Collected data:

□ □ □ □

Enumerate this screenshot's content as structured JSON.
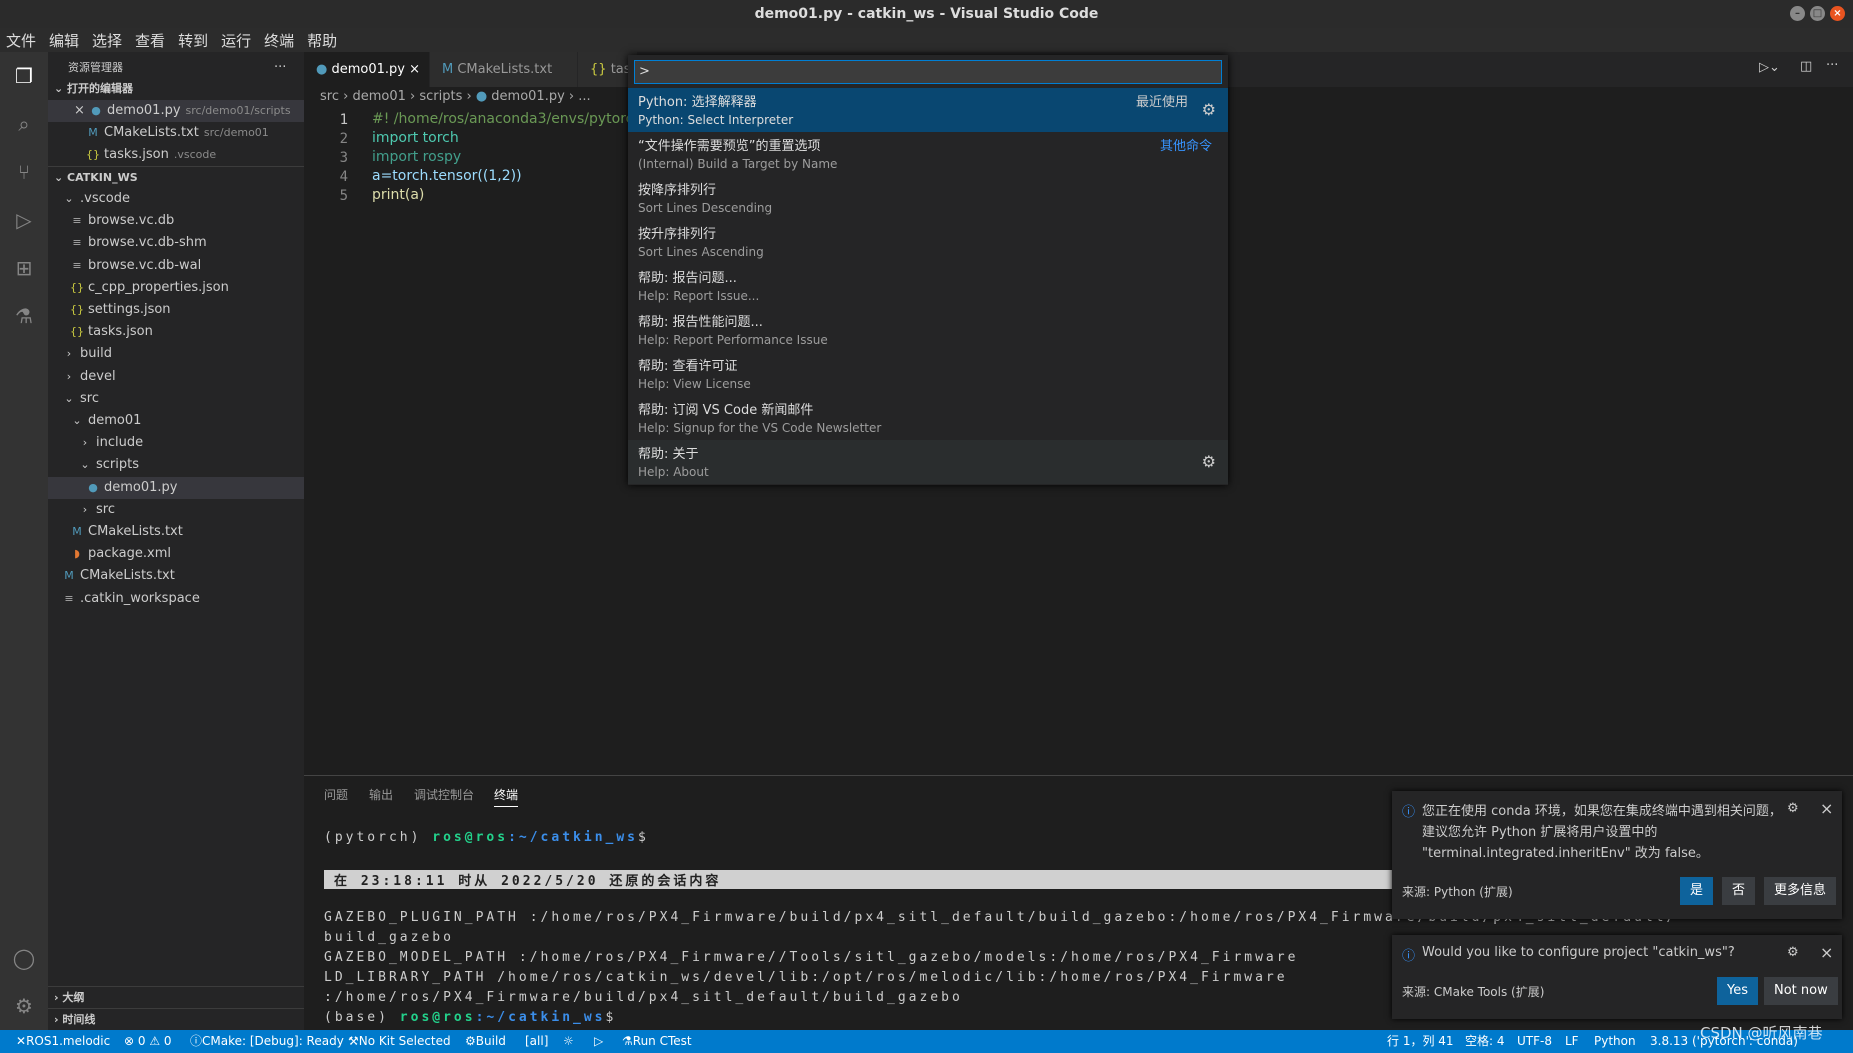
{
  "window": {
    "title": "demo01.py - catkin_ws - Visual Studio Code"
  },
  "menu": [
    "文件",
    "编辑",
    "选择",
    "查看",
    "转到",
    "运行",
    "终端",
    "帮助"
  ],
  "sidebar": {
    "title": "资源管理器",
    "open_editors": "打开的编辑器",
    "workspace": "CATKIN_WS",
    "open": [
      {
        "name": "demo01.py",
        "hint": "src/demo01/scripts"
      },
      {
        "name": "CMakeLists.txt",
        "hint": "src/demo01"
      },
      {
        "name": "tasks.json",
        "hint": ".vscode"
      }
    ],
    "tree": [
      ".vscode",
      "browse.vc.db",
      "browse.vc.db-shm",
      "browse.vc.db-wal",
      "c_cpp_properties.json",
      "settings.json",
      "tasks.json",
      "build",
      "devel",
      "src",
      "demo01",
      "include",
      "scripts",
      "demo01.py",
      "src",
      "CMakeLists.txt",
      "package.xml",
      "CMakeLists.txt",
      ".catkin_workspace"
    ],
    "outline": "大纲",
    "timeline": "时间线"
  },
  "tabs": [
    "demo01.py",
    "CMakeLists.txt",
    "tas"
  ],
  "breadcrumb": [
    "src",
    "demo01",
    "scripts",
    "demo01.py",
    "..."
  ],
  "code": [
    "#! /home/ros/anaconda3/envs/pytorch/",
    "import torch",
    "import rospy",
    "a=torch.tensor((1,2))",
    "print(a)"
  ],
  "palette": {
    "input": ">",
    "items": [
      {
        "zh": "Python: 选择解释器",
        "en": "Python: Select Interpreter",
        "right": "最近使用"
      },
      {
        "zh": "“文件操作需要预览”的重置选项",
        "en": "(Internal) Build a Target by Name",
        "right": "其他命令"
      },
      {
        "zh": "按降序排列行",
        "en": "Sort Lines Descending"
      },
      {
        "zh": "按升序排列行",
        "en": "Sort Lines Ascending"
      },
      {
        "zh": "帮助: 报告问题...",
        "en": "Help: Report Issue..."
      },
      {
        "zh": "帮助: 报告性能问题...",
        "en": "Help: Report Performance Issue"
      },
      {
        "zh": "帮助: 查看许可证",
        "en": "Help: View License"
      },
      {
        "zh": "帮助: 订阅 VS Code 新闻邮件",
        "en": "Help: Signup for the VS Code Newsletter"
      },
      {
        "zh": "帮助: 关于",
        "en": "Help: About"
      }
    ]
  },
  "panel": {
    "tabs": [
      "问题",
      "输出",
      "调试控制台",
      "终端"
    ],
    "term": {
      "p1": "(pytorch) ",
      "user": "ros@ros",
      "path": ":~/catkin_ws",
      "dollar": "$",
      "restore": "在 23:18:11 时从 2022/5/20 还原的会话内容",
      "lines": [
        "GAZEBO_PLUGIN_PATH :/home/ros/PX4_Firmware/build/px4_sitl_default/build_gazebo:/home/ros/PX4_Firmware/build/px4_sitl_default/",
        "build_gazebo",
        "GAZEBO_MODEL_PATH :/home/ros/PX4_Firmware//Tools/sitl_gazebo/models:/home/ros/PX4_Firmware",
        "LD_LIBRARY_PATH /home/ros/catkin_ws/devel/lib:/opt/ros/melodic/lib:/home/ros/PX4_Firmware",
        ":/home/ros/PX4_Firmware/build/px4_sitl_default/build_gazebo"
      ],
      "p2": "(base) "
    }
  },
  "notifications": [
    {
      "lines": [
        "您正在使用 conda 环境，如果您在集成终端中遇到相关问题，",
        "建议您允许 Python 扩展将用户设置中的",
        "\"terminal.integrated.inheritEnv\" 改为 false。"
      ],
      "source": "来源: Python (扩展)",
      "buttons": [
        "是",
        "否",
        "更多信息"
      ]
    },
    {
      "lines": [
        "Would you like to configure project \"catkin_ws\"?"
      ],
      "source": "来源: CMake Tools (扩展)",
      "buttons": [
        "Yes",
        "Not now"
      ]
    }
  ],
  "status": {
    "ros": "ROS1.melodic",
    "problems": "⊗ 0 ⚠ 0",
    "cmake": "CMake: [Debug]: Ready",
    "kit": "No Kit Selected",
    "build": "Build",
    "all": "[all]",
    "ctest": "Run CTest",
    "pos": "行 1，列 41",
    "spaces": "空格: 4",
    "enc": "UTF-8",
    "eol": "LF",
    "lang": "Python",
    "interp": "3.8.13 ('pytorch': conda)"
  },
  "watermark": "CSDN @听风南巷"
}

□ □ □ □

Exercise directions:
All of the material above needs to be restated exactly, with no pictures.

Solved problem:
Enumerate this screenshot's content as structured JSON.
{
  "window": {
    "title": "demo01.py - catkin_ws - Visual Studio Code"
  },
  "menu": [
    "文件",
    "编辑",
    "选择",
    "查看",
    "转到",
    "运行",
    "终端",
    "帮助"
  ],
  "sidebar": {
    "title": "资源管理器",
    "open_editors": "打开的编辑器",
    "workspace": "CATKIN_WS",
    "open": [
      {
        "name": "demo01.py",
        "hint": "src/demo01/scripts"
      },
      {
        "name": "CMakeLists.txt",
        "hint": "src/demo01"
      },
      {
        "name": "tasks.json",
        "hint": ".vscode"
      }
    ],
    "tree": [
      ".vscode",
      "browse.vc.db",
      "browse.vc.db-shm",
      "browse.vc.db-wal",
      "c_cpp_properties.json",
      "settings.json",
      "tasks.json",
      "build",
      "devel",
      "src",
      "demo01",
      "include",
      "scripts",
      "demo01.py",
      "src",
      "CMakeLists.txt",
      "package.xml",
      "CMakeLists.txt",
      ".catkin_workspace"
    ],
    "outline": "大纲",
    "timeline": "时间线"
  },
  "tabs": [
    "demo01.py",
    "CMakeLists.txt",
    "tas"
  ],
  "breadcrumb": [
    "src",
    "demo01",
    "scripts",
    "demo01.py",
    "..."
  ],
  "code": [
    "#! /home/ros/anaconda3/envs/pytorch/",
    "import torch",
    "import rospy",
    "a=torch.tensor((1,2))",
    "print(a)"
  ],
  "palette": {
    "input": ">",
    "items": [
      {
        "zh": "Python: 选择解释器",
        "en": "Python: Select Interpreter",
        "right": "最近使用"
      },
      {
        "zh": "“文件操作需要预览”的重置选项",
        "en": "(Internal) Build a Target by Name",
        "right": "其他命令"
      },
      {
        "zh": "按降序排列行",
        "en": "Sort Lines Descending"
      },
      {
        "zh": "按升序排列行",
        "en": "Sort Lines Ascending"
      },
      {
        "zh": "帮助: 报告问题...",
        "en": "Help: Report Issue..."
      },
      {
        "zh": "帮助: 报告性能问题...",
        "en": "Help: Report Performance Issue"
      },
      {
        "zh": "帮助: 查看许可证",
        "en": "Help: View License"
      },
      {
        "zh": "帮助: 订阅 VS Code 新闻邮件",
        "en": "Help: Signup for the VS Code Newsletter"
      },
      {
        "zh": "帮助: 关于",
        "en": "Help: About"
      }
    ]
  },
  "panel": {
    "tabs": [
      "问题",
      "输出",
      "调试控制台",
      "终端"
    ],
    "term": {
      "p1": "(pytorch) ",
      "user": "ros@ros",
      "path": ":~/catkin_ws",
      "dollar": "$",
      "restore": "在 23:18:11 时从 2022/5/20 还原的会话内容",
      "lines": [
        "GAZEBO_PLUGIN_PATH :/home/ros/PX4_Firmware/build/px4_sitl_default/build_gazebo:/home/ros/PX4_Firmware/build/px4_sitl_default/",
        "build_gazebo",
        "GAZEBO_MODEL_PATH :/home/ros/PX4_Firmware//Tools/sitl_gazebo/models:/home/ros/PX4_Firmware",
        "LD_LIBRARY_PATH /home/ros/catkin_ws/devel/lib:/opt/ros/melodic/lib:/home/ros/PX4_Firmware",
        ":/home/ros/PX4_Firmware/build/px4_sitl_default/build_gazebo"
      ],
      "p2": "(base) "
    }
  },
  "notifications": [
    {
      "lines": [
        "您正在使用 conda 环境，如果您在集成终端中遇到相关问题，",
        "建议您允许 Python 扩展将用户设置中的",
        "\"terminal.integrated.inheritEnv\" 改为 false。"
      ],
      "source": "来源: Python (扩展)",
      "buttons": [
        "是",
        "否",
        "更多信息"
      ]
    },
    {
      "lines": [
        "Would you like to configure project \"catkin_ws\"?"
      ],
      "source": "来源: CMake Tools (扩展)",
      "buttons": [
        "Yes",
        "Not now"
      ]
    }
  ],
  "status": {
    "ros": "ROS1.melodic",
    "problems": "⊗ 0 ⚠ 0",
    "cmake": "CMake: [Debug]: Ready",
    "kit": "No Kit Selected",
    "build": "Build",
    "all": "[all]",
    "ctest": "Run CTest",
    "pos": "行 1，列 41",
    "spaces": "空格: 4",
    "enc": "UTF-8",
    "eol": "LF",
    "lang": "Python",
    "interp": "3.8.13 ('pytorch': conda)"
  },
  "watermark": "CSDN @听风南巷"
}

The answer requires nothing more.